■ **Extracted entries**

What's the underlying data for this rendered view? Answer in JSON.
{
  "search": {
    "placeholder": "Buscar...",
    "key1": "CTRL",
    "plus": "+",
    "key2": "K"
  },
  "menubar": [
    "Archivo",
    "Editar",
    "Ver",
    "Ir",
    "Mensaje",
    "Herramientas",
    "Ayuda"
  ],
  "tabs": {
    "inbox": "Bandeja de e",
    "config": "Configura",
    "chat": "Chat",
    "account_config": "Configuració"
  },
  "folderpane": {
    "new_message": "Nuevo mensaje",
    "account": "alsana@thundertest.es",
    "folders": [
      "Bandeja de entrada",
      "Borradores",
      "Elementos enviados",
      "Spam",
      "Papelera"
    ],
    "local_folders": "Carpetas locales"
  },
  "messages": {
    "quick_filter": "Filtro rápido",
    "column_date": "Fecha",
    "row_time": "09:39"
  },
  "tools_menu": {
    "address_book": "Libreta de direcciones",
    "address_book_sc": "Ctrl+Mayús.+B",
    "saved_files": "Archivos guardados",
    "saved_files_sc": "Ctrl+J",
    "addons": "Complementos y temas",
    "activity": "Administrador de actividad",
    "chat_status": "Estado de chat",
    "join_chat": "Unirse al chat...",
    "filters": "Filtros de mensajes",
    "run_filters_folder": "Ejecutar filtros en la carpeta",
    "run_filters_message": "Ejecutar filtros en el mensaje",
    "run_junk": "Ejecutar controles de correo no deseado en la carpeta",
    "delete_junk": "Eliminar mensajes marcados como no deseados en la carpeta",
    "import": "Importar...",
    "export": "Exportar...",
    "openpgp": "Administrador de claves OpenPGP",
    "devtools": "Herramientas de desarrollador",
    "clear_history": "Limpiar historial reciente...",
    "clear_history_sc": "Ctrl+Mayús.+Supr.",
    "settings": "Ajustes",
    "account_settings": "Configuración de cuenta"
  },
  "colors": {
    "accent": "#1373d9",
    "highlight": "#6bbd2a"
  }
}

■ **Aim of the exercise**
Repeat the records above in full, character for character.

■ **Full answer**
What's the underlying data for this rendered view? Answer in JSON.
{
  "search": {
    "placeholder": "Buscar...",
    "key1": "CTRL",
    "plus": "+",
    "key2": "K"
  },
  "menubar": [
    "Archivo",
    "Editar",
    "Ver",
    "Ir",
    "Mensaje",
    "Herramientas",
    "Ayuda"
  ],
  "tabs": {
    "inbox": "Bandeja de e",
    "config": "Configura",
    "chat": "Chat",
    "account_config": "Configuració"
  },
  "folderpane": {
    "new_message": "Nuevo mensaje",
    "account": "alsana@thundertest.es",
    "folders": [
      "Bandeja de entrada",
      "Borradores",
      "Elementos enviados",
      "Spam",
      "Papelera"
    ],
    "local_folders": "Carpetas locales"
  },
  "messages": {
    "quick_filter": "Filtro rápido",
    "column_date": "Fecha",
    "row_time": "09:39"
  },
  "tools_menu": {
    "address_book": "Libreta de direcciones",
    "address_book_sc": "Ctrl+Mayús.+B",
    "saved_files": "Archivos guardados",
    "saved_files_sc": "Ctrl+J",
    "addons": "Complementos y temas",
    "activity": "Administrador de actividad",
    "chat_status": "Estado de chat",
    "join_chat": "Unirse al chat...",
    "filters": "Filtros de mensajes",
    "run_filters_folder": "Ejecutar filtros en la carpeta",
    "run_filters_message": "Ejecutar filtros en el mensaje",
    "run_junk": "Ejecutar controles de correo no deseado en la carpeta",
    "delete_junk": "Eliminar mensajes marcados como no deseados en la carpeta",
    "import": "Importar...",
    "export": "Exportar...",
    "openpgp": "Administrador de claves OpenPGP",
    "devtools": "Herramientas de desarrollador",
    "clear_history": "Limpiar historial reciente...",
    "clear_history_sc": "Ctrl+Mayús.+Supr.",
    "settings": "Ajustes",
    "account_settings": "Configuración de cuenta"
  },
  "colors": {
    "accent": "#1373d9",
    "highlight": "#6bbd2a"
  }
}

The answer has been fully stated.